__DESCRIPTION OF THE TASK__
In the data, extract each line that holds the string "this".

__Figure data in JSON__
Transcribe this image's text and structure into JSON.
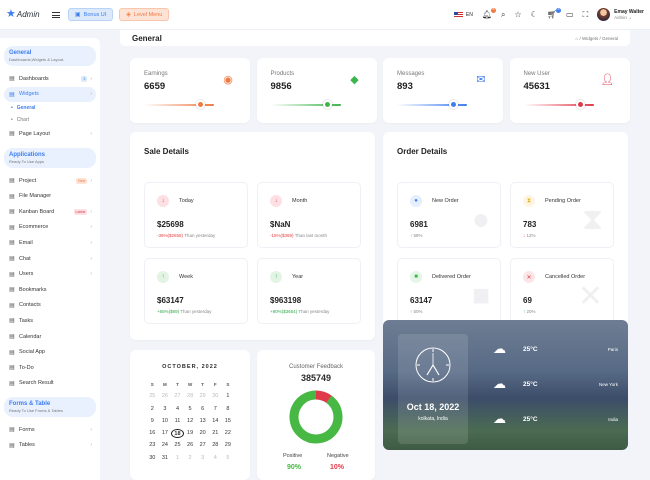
{
  "topbar": {
    "logo": "Admin",
    "bonus": "Bonus UI",
    "level_menu": "Level Menu",
    "lang": "EN",
    "notif_count": "4",
    "cart_count": "3",
    "user_name": "Emay Walter",
    "user_role": "Admin"
  },
  "sidebar": {
    "sections": [
      {
        "title": "General",
        "subtitle": "Dashboards,Widgets & Layout."
      },
      {
        "title": "Applications",
        "subtitle": "Ready To Use Apps"
      },
      {
        "title": "Forms & Table",
        "subtitle": "Ready To Use Froms & Tables"
      }
    ],
    "nav1": [
      {
        "label": "Dashboards",
        "icon": "home-icon",
        "badge": "3"
      },
      {
        "label": "Widgets",
        "icon": "widget-icon",
        "active": true
      }
    ],
    "widget_sub": [
      "General",
      "Chart"
    ],
    "nav2": [
      {
        "label": "Page Layout",
        "icon": "layout-icon"
      }
    ],
    "nav3": [
      {
        "label": "Project",
        "icon": "project-icon",
        "badge": "New"
      },
      {
        "label": "File Manager",
        "icon": "folder-icon"
      },
      {
        "label": "Kanban Board",
        "icon": "kanban-icon",
        "badge": "Latest"
      },
      {
        "label": "Ecommerce",
        "icon": "ecommerce-icon"
      },
      {
        "label": "Email",
        "icon": "email-icon"
      },
      {
        "label": "Chat",
        "icon": "chat-icon"
      },
      {
        "label": "Users",
        "icon": "users-icon"
      },
      {
        "label": "Bookmarks",
        "icon": "bookmark-icon"
      },
      {
        "label": "Contacts",
        "icon": "contacts-icon"
      },
      {
        "label": "Tasks",
        "icon": "tasks-icon"
      },
      {
        "label": "Calendar",
        "icon": "calendar-icon"
      },
      {
        "label": "Social App",
        "icon": "social-icon"
      },
      {
        "label": "To-Do",
        "icon": "todo-icon"
      },
      {
        "label": "Search Result",
        "icon": "search-icon"
      }
    ],
    "nav4": [
      {
        "label": "Forms",
        "icon": "forms-icon"
      },
      {
        "label": "Tables",
        "icon": "tables-icon"
      }
    ]
  },
  "page": {
    "title": "General",
    "crumb_widgets": "Widgets",
    "crumb_general": "General"
  },
  "stats": [
    {
      "label": "Earnings",
      "value": "6659",
      "color": "#ef7a43",
      "progress": 0.8
    },
    {
      "label": "Products",
      "value": "9856",
      "color": "#3fb54e",
      "progress": 0.8
    },
    {
      "label": "Messages",
      "value": "893",
      "color": "#3e7df0",
      "progress": 0.8
    },
    {
      "label": "New User",
      "value": "45631",
      "color": "#e03a4a",
      "progress": 0.8
    }
  ],
  "sale": {
    "title": "Sale Details",
    "items": [
      {
        "label": "Today",
        "value": "$25698",
        "change": "-36%($2658)",
        "note": "Than yesterday",
        "dir": "down"
      },
      {
        "label": "Month",
        "value": "$NaN",
        "change": "-15%($369)",
        "note": "Than last month",
        "dir": "down"
      },
      {
        "label": "Week",
        "value": "$63147",
        "change": "+65%($69)",
        "note": "Than yesterday",
        "dir": "up"
      },
      {
        "label": "Year",
        "value": "$963198",
        "change": "+90%($3654)",
        "note": "Than yesterday",
        "dir": "up"
      }
    ]
  },
  "order": {
    "title": "Order Details",
    "items": [
      {
        "label": "New Order",
        "value": "6981",
        "change": "58%",
        "dir": "up",
        "color": "#3e7df0",
        "icon": "tag-icon"
      },
      {
        "label": "Pending Order",
        "value": "783",
        "change": "12%",
        "dir": "down",
        "color": "#e9b21c",
        "icon": "hourglass-icon"
      },
      {
        "label": "Delivered Order",
        "value": "63147",
        "change": "50%",
        "dir": "up",
        "color": "#3fb54e",
        "icon": "truck-icon"
      },
      {
        "label": "Cancelled Order",
        "value": "69",
        "change": "20%",
        "dir": "up",
        "color": "#e03a4a",
        "icon": "cancel-icon"
      }
    ]
  },
  "calendar": {
    "month": "OCTOBER, 2022",
    "days": [
      "S",
      "M",
      "T",
      "W",
      "T",
      "F",
      "S"
    ],
    "cells": [
      "25",
      "26",
      "27",
      "28",
      "29",
      "30",
      "1",
      "2",
      "3",
      "4",
      "5",
      "6",
      "7",
      "8",
      "9",
      "10",
      "11",
      "12",
      "13",
      "14",
      "15",
      "16",
      "17",
      "18",
      "19",
      "20",
      "21",
      "22",
      "23",
      "24",
      "25",
      "26",
      "27",
      "28",
      "29",
      "30",
      "31",
      "1",
      "2",
      "3",
      "4",
      "5"
    ],
    "muted": [
      0,
      1,
      2,
      3,
      4,
      5,
      37,
      38,
      39,
      40,
      41
    ],
    "today": "18"
  },
  "feedback": {
    "title": "Customer Feedback",
    "total": "385749",
    "positive_label": "Positive",
    "negative_label": "Negative",
    "positive": "90%",
    "negative": "10%",
    "pos_color": "#47b843",
    "neg_color": "#e03a4a"
  },
  "weather": {
    "date": "Oct 18, 2022",
    "location": "kolkata, India",
    "rows": [
      {
        "temp": "25°C",
        "city": "Paris"
      },
      {
        "temp": "25°C",
        "city": "New York"
      },
      {
        "temp": "25°C",
        "city": "India"
      }
    ]
  }
}
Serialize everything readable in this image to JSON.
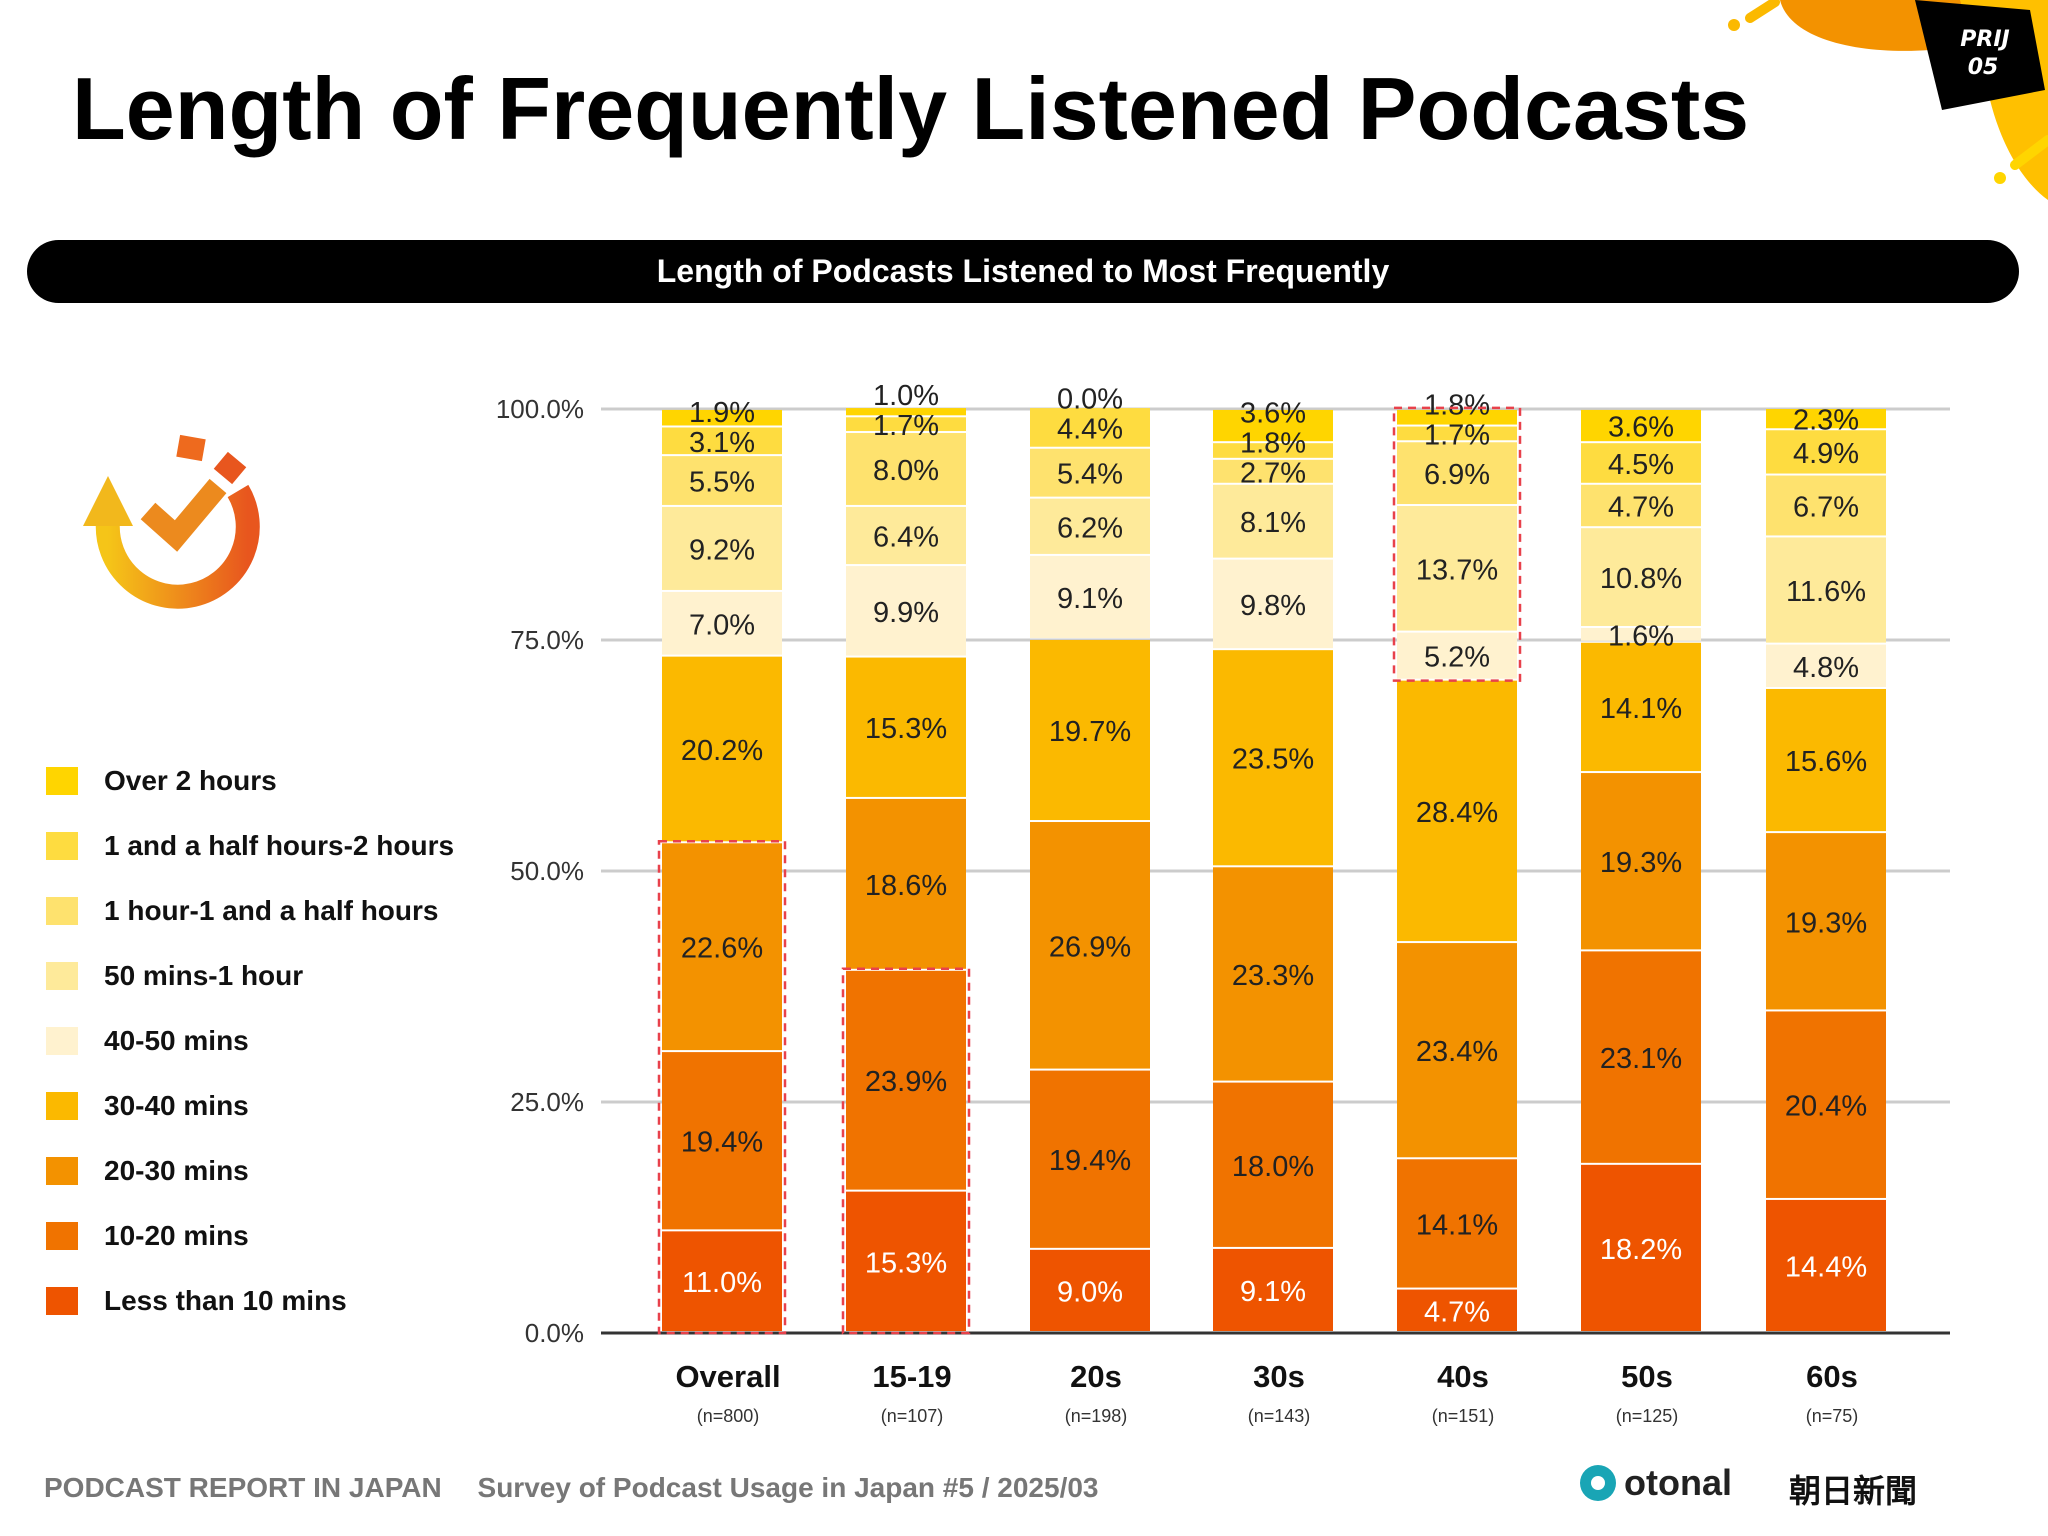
{
  "header": {
    "title": "Length of Frequently Listened Podcasts",
    "badge_line1": "PRIJ",
    "badge_line2": "05"
  },
  "banner": {
    "text": "Length of Podcasts Listened to Most Frequently"
  },
  "icon": "clock-refresh-check-icon",
  "chart_data": {
    "type": "bar",
    "stacked": true,
    "title": "Length of Podcasts Listened to Most Frequently",
    "categories": [
      "Overall",
      "15-19",
      "20s",
      "30s",
      "40s",
      "50s",
      "60s"
    ],
    "sample_sizes": [
      "(n=800)",
      "(n=107)",
      "(n=198)",
      "(n=143)",
      "(n=151)",
      "(n=125)",
      "(n=75)"
    ],
    "ylim": [
      0,
      100
    ],
    "yticks": [
      "0.0%",
      "25.0%",
      "50.0%",
      "75.0%",
      "100.0%"
    ],
    "grid": true,
    "legend_position": "left",
    "series": [
      {
        "name": "Less than 10 mins",
        "color": "#EE5400",
        "values": [
          11.0,
          15.3,
          9.0,
          9.1,
          4.7,
          18.2,
          14.4
        ]
      },
      {
        "name": "10-20 mins",
        "color": "#F07300",
        "values": [
          19.4,
          23.9,
          19.4,
          18.0,
          14.1,
          23.1,
          20.4
        ]
      },
      {
        "name": "20-30 mins",
        "color": "#F39200",
        "values": [
          22.6,
          18.6,
          26.9,
          23.3,
          23.4,
          19.3,
          19.3
        ]
      },
      {
        "name": "30-40 mins",
        "color": "#FBB900",
        "values": [
          20.2,
          15.3,
          19.7,
          23.5,
          28.4,
          14.1,
          15.6
        ]
      },
      {
        "name": "40-50 mins",
        "color": "#FFF2CF",
        "values": [
          7.0,
          9.9,
          9.1,
          9.8,
          5.2,
          1.6,
          4.8
        ]
      },
      {
        "name": "50 mins-1 hour",
        "color": "#FEEA9A",
        "values": [
          9.2,
          6.4,
          6.2,
          8.1,
          13.7,
          10.8,
          11.6
        ]
      },
      {
        "name": "1 hour-1 and a half hours",
        "color": "#FEE26E",
        "values": [
          5.5,
          8.0,
          5.4,
          2.7,
          6.9,
          4.7,
          6.7
        ]
      },
      {
        "name": "1 and a half hours-2 hours",
        "color": "#FEDC40",
        "values": [
          3.1,
          1.7,
          4.4,
          1.8,
          1.7,
          4.5,
          4.9
        ]
      },
      {
        "name": "Over 2 hours",
        "color": "#FFD500",
        "values": [
          1.9,
          1.0,
          0.0,
          3.6,
          1.8,
          3.6,
          2.3
        ]
      }
    ],
    "highlights": [
      {
        "category": "Overall",
        "series": [
          "Less than 10 mins",
          "10-20 mins",
          "20-30 mins"
        ]
      },
      {
        "category": "15-19",
        "series": [
          "Less than 10 mins",
          "10-20 mins"
        ]
      },
      {
        "category": "40s",
        "series": [
          "40-50 mins",
          "50 mins-1 hour",
          "1 hour-1 and a half hours",
          "1 and a half hours-2 hours",
          "Over 2 hours"
        ]
      }
    ],
    "highlight_color": "#E8414B"
  },
  "legend_order": [
    8,
    7,
    6,
    5,
    4,
    3,
    2,
    1,
    0
  ],
  "footer": {
    "report": "PODCAST REPORT IN JAPAN",
    "survey": "Survey of Podcast Usage in Japan #5 / 2025/03"
  },
  "logos": {
    "otonal": "otonal",
    "asahi": "朝日新聞"
  }
}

__EXERCISE SOLUTION__
Transcribe this image's text and structure into JSON.
Serialize everything readable in this image to JSON.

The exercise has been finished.